| Task goal |
Word for word, print each line of the listing below; pictures stay out.
[Begin Working data]
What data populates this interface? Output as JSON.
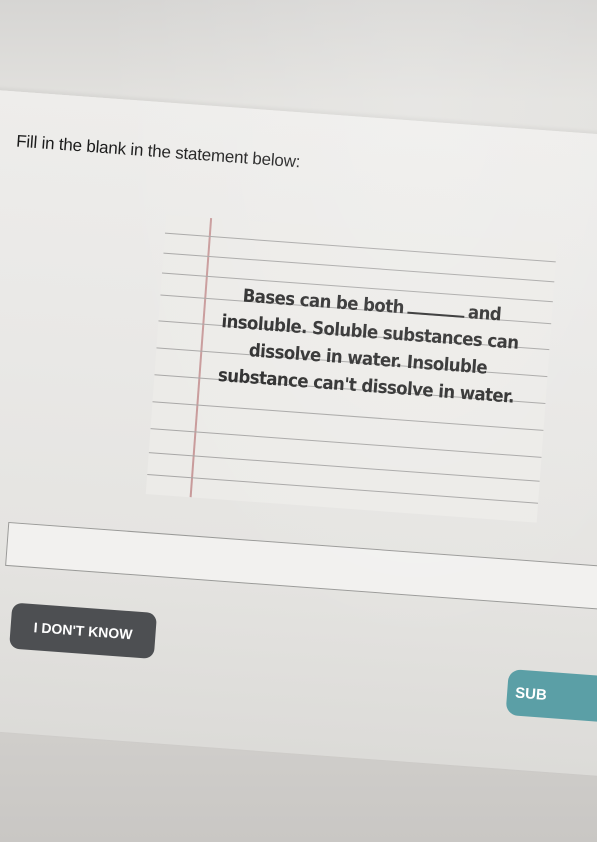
{
  "question": {
    "prompt": "Fill in the blank in the statement below:",
    "image_text": {
      "line1_before_blank": "Bases can be both",
      "line1_after_blank": "and",
      "line2": "insoluble. Soluble substances can",
      "line3": "dissolve in water. Insoluble",
      "line4": "substance can't dissolve in water."
    }
  },
  "answer": {
    "value": ""
  },
  "buttons": {
    "dont_know_label": "I DON'T KNOW",
    "submit_label": "SUB"
  }
}
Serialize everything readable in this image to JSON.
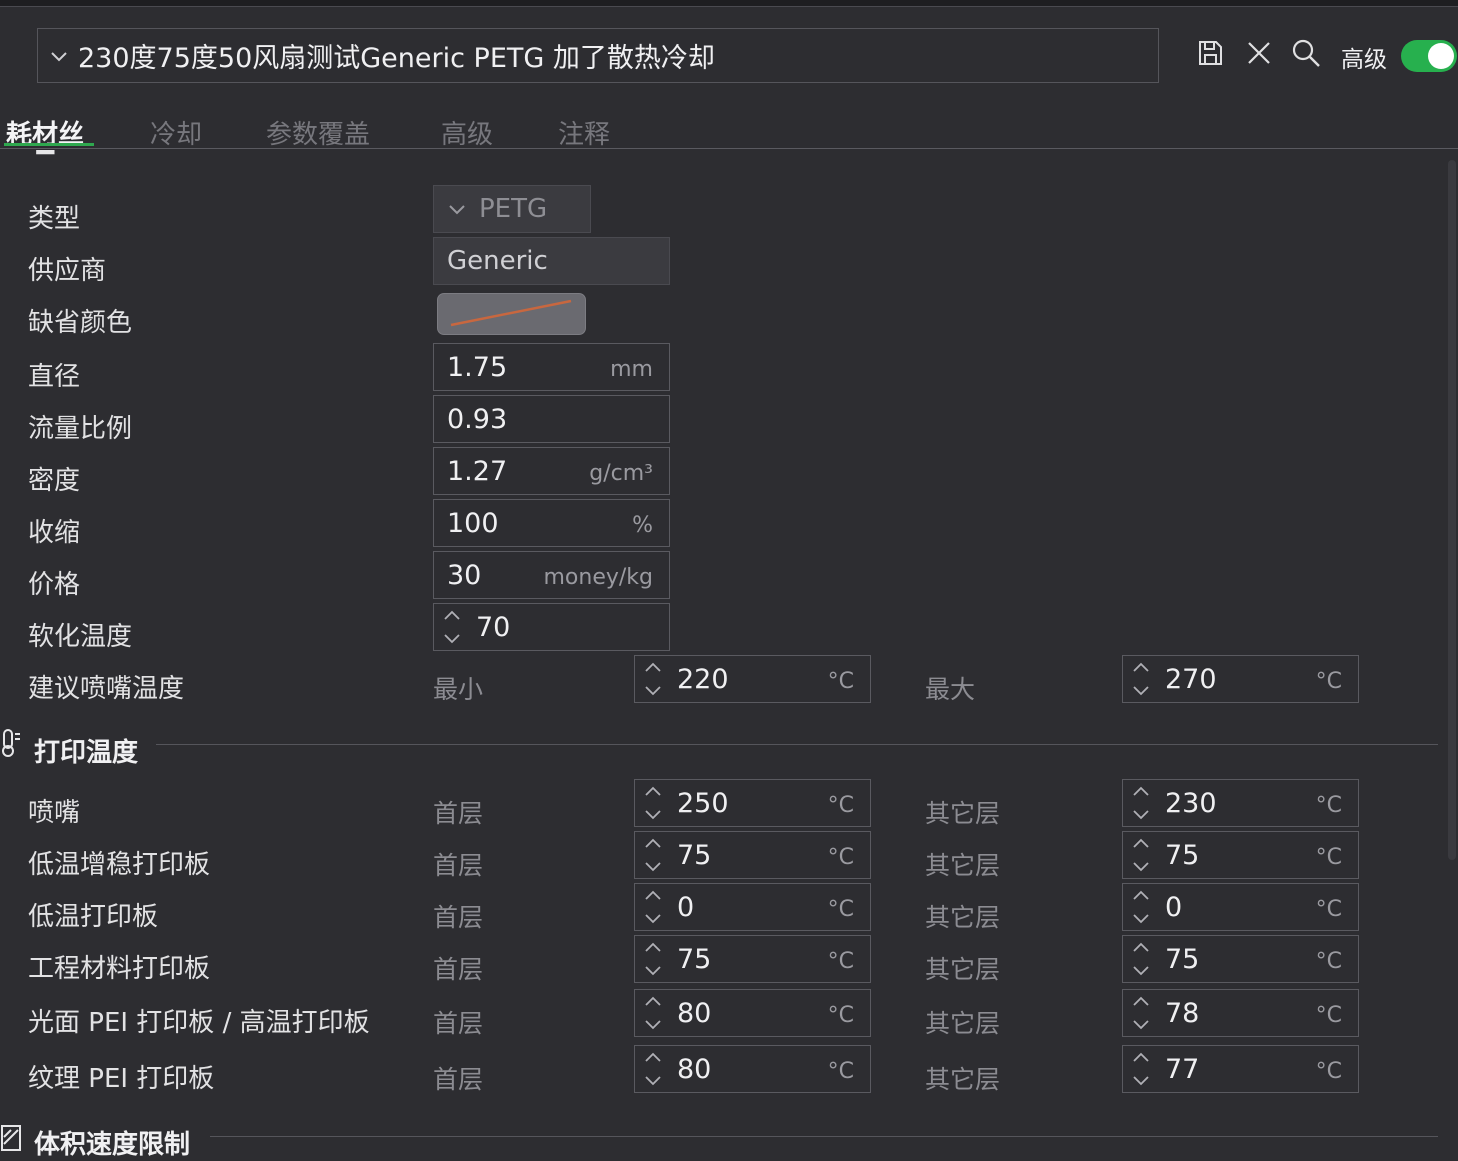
{
  "header": {
    "preset_title": "230度75度50风扇测试Generic PETG 加了散热冷却",
    "advanced_label": "高级",
    "advanced_toggle": "on",
    "icons": [
      "chevron-down-icon",
      "save-icon",
      "close-icon",
      "search-icon"
    ]
  },
  "tabs": [
    {
      "label": "耗材丝",
      "active": true
    },
    {
      "label": "冷却",
      "active": false
    },
    {
      "label": "参数覆盖",
      "active": false
    },
    {
      "label": "高级",
      "active": false
    },
    {
      "label": "注释",
      "active": false
    }
  ],
  "filament": {
    "type_label": "类型",
    "type_value": "PETG",
    "vendor_label": "供应商",
    "vendor_value": "Generic",
    "color_label": "缺省颜色",
    "diameter_label": "直径",
    "diameter_value": "1.75",
    "diameter_unit": "mm",
    "flow_label": "流量比例",
    "flow_value": "0.93",
    "density_label": "密度",
    "density_value": "1.27",
    "density_unit": "g/cm³",
    "shrink_label": "收缩",
    "shrink_value": "100",
    "shrink_unit": "%",
    "price_label": "价格",
    "price_value": "30",
    "price_unit": "money/kg",
    "soften_label": "软化温度",
    "soften_value": "70",
    "nozzle_range_label": "建议喷嘴温度",
    "min_label": "最小",
    "min_value": "220",
    "max_label": "最大",
    "max_value": "270",
    "temp_unit": "°C"
  },
  "print_temp": {
    "section_title": "打印温度",
    "first_layer_label": "首层",
    "other_layers_label": "其它层",
    "unit": "°C",
    "rows": [
      {
        "label": "喷嘴",
        "first": "250",
        "other": "230"
      },
      {
        "label": "低温增稳打印板",
        "first": "75",
        "other": "75"
      },
      {
        "label": "低温打印板",
        "first": "0",
        "other": "0"
      },
      {
        "label": "工程材料打印板",
        "first": "75",
        "other": "75"
      },
      {
        "label": "光面 PEI 打印板 / 高温打印板",
        "first": "80",
        "other": "78"
      },
      {
        "label": "纹理 PEI 打印板",
        "first": "80",
        "other": "77"
      }
    ]
  },
  "volumetric": {
    "section_title": "体积速度限制"
  },
  "colors": {
    "background": "#2d2d31",
    "accent_green": "#27b04e",
    "filament_color_line": "#c8673f"
  }
}
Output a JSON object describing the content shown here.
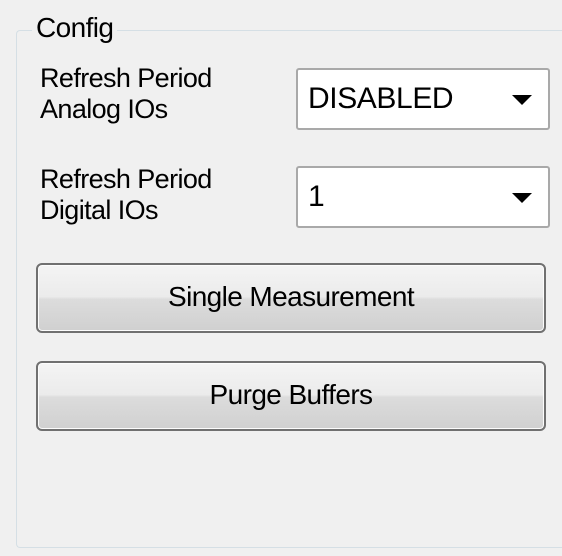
[End Working data]
| Response to the exercise |
What data populates this interface? Output as JSON.
{
  "question": {
    "prompt": "Fill in the blank in the statement below:",
    "image_text": {
      "line1_before_blank": "Bases can be both",
      "line1_after_blank": "and",
      "line2": "insoluble. Soluble substances can",
      "line3": "dissolve in water. Insoluble",
      "line4": "substance can't dissolve in water."
    }
  },
  "answer": {
    "value": ""
  },
  "buttons": {
    "dont_know_label": "I DON'T KNOW",
    "submit_label": "SUB"
  }
}
Serialize everything readable in this image to JSON.
{
  "header": {
    "preset_title": "230度75度50风扇测试Generic PETG 加了散热冷却",
    "advanced_label": "高级",
    "advanced_toggle": "on",
    "icons": [
      "chevron-down-icon",
      "save-icon",
      "close-icon",
      "search-icon"
    ]
  },
  "tabs": [
    {
      "label": "耗材丝",
      "active": true
    },
    {
      "label": "冷却",
      "active": false
    },
    {
      "label": "参数覆盖",
      "active": false
    },
    {
      "label": "高级",
      "active": false
    },
    {
      "label": "注释",
      "active": false
    }
  ],
  "filament": {
    "type_label": "类型",
    "type_value": "PETG",
    "vendor_label": "供应商",
    "vendor_value": "Generic",
    "color_label": "缺省颜色",
    "diameter_label": "直径",
    "diameter_value": "1.75",
    "diameter_unit": "mm",
    "flow_label": "流量比例",
    "flow_value": "0.93",
    "density_label": "密度",
    "density_value": "1.27",
    "density_unit": "g/cm³",
    "shrink_label": "收缩",
    "shrink_value": "100",
    "shrink_unit": "%",
    "price_label": "价格",
    "price_value": "30",
    "price_unit": "money/kg",
    "soften_label": "软化温度",
    "soften_value": "70",
    "nozzle_range_label": "建议喷嘴温度",
    "min_label": "最小",
    "min_value": "220",
    "max_label": "最大",
    "max_value": "270",
    "temp_unit": "°C"
  },
  "print_temp": {
    "section_title": "打印温度",
    "first_layer_label": "首层",
    "other_layers_label": "其它层",
    "unit": "°C",
    "rows": [
      {
        "label": "喷嘴",
        "first": "250",
        "other": "230"
      },
      {
        "label": "低温增稳打印板",
        "first": "75",
        "other": "75"
      },
      {
        "label": "低温打印板",
        "first": "0",
        "other": "0"
      },
      {
        "label": "工程材料打印板",
        "first": "75",
        "other": "75"
      },
      {
        "label": "光面 PEI 打印板 / 高温打印板",
        "first": "80",
        "other": "78"
      },
      {
        "label": "纹理 PEI 打印板",
        "first": "80",
        "other": "77"
      }
    ]
  },
  "volumetric": {
    "section_title": "体积速度限制"
  },
  "colors": {
    "background": "#2d2d31",
    "accent_green": "#27b04e",
    "filament_color_line": "#c8673f"
  }
}
Output a JSON object describing the content shown here.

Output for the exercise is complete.